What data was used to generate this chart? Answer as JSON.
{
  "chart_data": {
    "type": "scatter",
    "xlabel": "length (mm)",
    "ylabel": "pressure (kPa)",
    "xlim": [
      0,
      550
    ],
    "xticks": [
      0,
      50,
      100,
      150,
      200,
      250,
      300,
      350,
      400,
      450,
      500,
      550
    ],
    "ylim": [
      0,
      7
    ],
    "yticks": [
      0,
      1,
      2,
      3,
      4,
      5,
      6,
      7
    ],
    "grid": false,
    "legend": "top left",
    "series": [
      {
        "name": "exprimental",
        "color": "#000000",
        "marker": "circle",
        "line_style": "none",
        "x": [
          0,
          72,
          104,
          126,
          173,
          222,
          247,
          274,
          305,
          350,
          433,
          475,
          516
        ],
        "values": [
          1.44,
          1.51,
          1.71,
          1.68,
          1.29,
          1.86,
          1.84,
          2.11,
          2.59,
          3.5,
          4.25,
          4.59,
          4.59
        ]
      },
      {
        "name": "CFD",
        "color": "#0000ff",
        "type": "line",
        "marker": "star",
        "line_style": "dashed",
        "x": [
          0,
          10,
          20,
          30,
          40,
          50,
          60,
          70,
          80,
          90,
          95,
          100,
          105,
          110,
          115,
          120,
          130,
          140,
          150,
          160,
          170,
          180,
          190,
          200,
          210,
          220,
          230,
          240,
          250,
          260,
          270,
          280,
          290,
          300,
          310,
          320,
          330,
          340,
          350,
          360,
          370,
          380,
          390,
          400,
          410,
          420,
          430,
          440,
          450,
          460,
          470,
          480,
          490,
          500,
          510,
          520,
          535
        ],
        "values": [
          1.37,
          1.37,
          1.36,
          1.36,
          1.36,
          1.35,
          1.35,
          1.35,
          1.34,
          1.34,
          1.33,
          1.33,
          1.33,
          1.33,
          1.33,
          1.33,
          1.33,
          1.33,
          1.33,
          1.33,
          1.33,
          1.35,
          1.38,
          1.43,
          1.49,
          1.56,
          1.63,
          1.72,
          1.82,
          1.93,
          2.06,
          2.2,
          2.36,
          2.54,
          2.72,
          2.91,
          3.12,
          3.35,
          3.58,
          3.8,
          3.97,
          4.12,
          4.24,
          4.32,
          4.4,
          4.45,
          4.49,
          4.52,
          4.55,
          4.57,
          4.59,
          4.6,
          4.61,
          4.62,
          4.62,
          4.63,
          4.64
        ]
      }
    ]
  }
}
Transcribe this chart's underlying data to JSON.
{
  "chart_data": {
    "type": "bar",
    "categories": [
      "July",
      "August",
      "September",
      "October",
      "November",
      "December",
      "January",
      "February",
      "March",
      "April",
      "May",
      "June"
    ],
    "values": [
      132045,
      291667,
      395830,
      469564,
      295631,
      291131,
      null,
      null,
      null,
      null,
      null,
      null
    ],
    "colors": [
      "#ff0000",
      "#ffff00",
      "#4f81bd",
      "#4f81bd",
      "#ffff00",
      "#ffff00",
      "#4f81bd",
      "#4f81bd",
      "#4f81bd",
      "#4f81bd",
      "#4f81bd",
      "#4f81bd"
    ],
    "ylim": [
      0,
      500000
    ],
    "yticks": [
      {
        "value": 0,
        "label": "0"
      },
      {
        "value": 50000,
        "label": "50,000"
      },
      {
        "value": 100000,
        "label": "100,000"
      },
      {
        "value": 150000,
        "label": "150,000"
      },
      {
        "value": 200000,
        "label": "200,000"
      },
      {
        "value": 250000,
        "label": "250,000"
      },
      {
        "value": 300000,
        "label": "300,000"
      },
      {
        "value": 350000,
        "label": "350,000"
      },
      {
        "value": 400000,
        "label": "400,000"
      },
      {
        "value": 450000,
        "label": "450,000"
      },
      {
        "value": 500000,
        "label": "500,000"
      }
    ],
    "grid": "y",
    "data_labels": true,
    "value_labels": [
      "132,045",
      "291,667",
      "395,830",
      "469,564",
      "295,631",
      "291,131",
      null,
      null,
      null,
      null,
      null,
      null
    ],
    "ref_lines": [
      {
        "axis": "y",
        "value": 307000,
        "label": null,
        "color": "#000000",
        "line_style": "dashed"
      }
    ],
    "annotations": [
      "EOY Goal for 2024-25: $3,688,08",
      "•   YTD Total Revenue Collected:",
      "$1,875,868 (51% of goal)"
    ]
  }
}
____________________
WORK REQUIRED: Using the exact wording, write out all of the records.

CORRECT ANSWER:
What data was used to generate this chart? Answer as JSON.
{
  "chart_data": {
    "type": "scatter",
    "xlabel": "length (mm)",
    "ylabel": "pressure (kPa)",
    "xlim": [
      0,
      550
    ],
    "xticks": [
      0,
      50,
      100,
      150,
      200,
      250,
      300,
      350,
      400,
      450,
      500,
      550
    ],
    "ylim": [
      0,
      7
    ],
    "yticks": [
      0,
      1,
      2,
      3,
      4,
      5,
      6,
      7
    ],
    "grid": false,
    "legend": "top left",
    "series": [
      {
        "name": "exprimental",
        "color": "#000000",
        "marker": "circle",
        "line_style": "none",
        "x": [
          0,
          72,
          104,
          126,
          173,
          222,
          247,
          274,
          305,
          350,
          433,
          475,
          516
        ],
        "values": [
          1.44,
          1.51,
          1.71,
          1.68,
          1.29,
          1.86,
          1.84,
          2.11,
          2.59,
          3.5,
          4.25,
          4.59,
          4.59
        ]
      },
      {
        "name": "CFD",
        "color": "#0000ff",
        "type": "line",
        "marker": "star",
        "line_style": "dashed",
        "x": [
          0,
          10,
          20,
          30,
          40,
          50,
          60,
          70,
          80,
          90,
          95,
          100,
          105,
          110,
          115,
          120,
          130,
          140,
          150,
          160,
          170,
          180,
          190,
          200,
          210,
          220,
          230,
          240,
          250,
          260,
          270,
          280,
          290,
          300,
          310,
          320,
          330,
          340,
          350,
          360,
          370,
          380,
          390,
          400,
          410,
          420,
          430,
          440,
          450,
          460,
          470,
          480,
          490,
          500,
          510,
          520,
          535
        ],
        "values": [
          1.37,
          1.37,
          1.36,
          1.36,
          1.36,
          1.35,
          1.35,
          1.35,
          1.34,
          1.34,
          1.33,
          1.33,
          1.33,
          1.33,
          1.33,
          1.33,
          1.33,
          1.33,
          1.33,
          1.33,
          1.33,
          1.35,
          1.38,
          1.43,
          1.49,
          1.56,
          1.63,
          1.72,
          1.82,
          1.93,
          2.06,
          2.2,
          2.36,
          2.54,
          2.72,
          2.91,
          3.12,
          3.35,
          3.58,
          3.8,
          3.97,
          4.12,
          4.24,
          4.32,
          4.4,
          4.45,
          4.49,
          4.52,
          4.55,
          4.57,
          4.59,
          4.6,
          4.61,
          4.62,
          4.62,
          4.63,
          4.64
        ]
      }
    ]
  }
}
Transcribe this chart's underlying data to JSON.
{
  "chart_data": {
    "type": "bar",
    "categories": [
      "July",
      "August",
      "September",
      "October",
      "November",
      "December",
      "January",
      "February",
      "March",
      "April",
      "May",
      "June"
    ],
    "values": [
      132045,
      291667,
      395830,
      469564,
      295631,
      291131,
      null,
      null,
      null,
      null,
      null,
      null
    ],
    "colors": [
      "#ff0000",
      "#ffff00",
      "#4f81bd",
      "#4f81bd",
      "#ffff00",
      "#ffff00",
      "#4f81bd",
      "#4f81bd",
      "#4f81bd",
      "#4f81bd",
      "#4f81bd",
      "#4f81bd"
    ],
    "ylim": [
      0,
      500000
    ],
    "yticks": [
      {
        "value": 0,
        "label": "0"
      },
      {
        "value": 50000,
        "label": "50,000"
      },
      {
        "value": 100000,
        "label": "100,000"
      },
      {
        "value": 150000,
        "label": "150,000"
      },
      {
        "value": 200000,
        "label": "200,000"
      },
      {
        "value": 250000,
        "label": "250,000"
      },
      {
        "value": 300000,
        "label": "300,000"
      },
      {
        "value": 350000,
        "label": "350,000"
      },
      {
        "value": 400000,
        "label": "400,000"
      },
      {
        "value": 450000,
        "label": "450,000"
      },
      {
        "value": 500000,
        "label": "500,000"
      }
    ],
    "grid": "y",
    "data_labels": true,
    "value_labels": [
      "132,045",
      "291,667",
      "395,830",
      "469,564",
      "295,631",
      "291,131",
      null,
      null,
      null,
      null,
      null,
      null
    ],
    "ref_lines": [
      {
        "axis": "y",
        "value": 307000,
        "label": null,
        "color": "#000000",
        "line_style": "dashed"
      }
    ],
    "annotations": [
      "EOY Goal for 2024-25: $3,688,08",
      "•   YTD Total Revenue Collected:",
      "$1,875,868 (51% of goal)"
    ]
  }
}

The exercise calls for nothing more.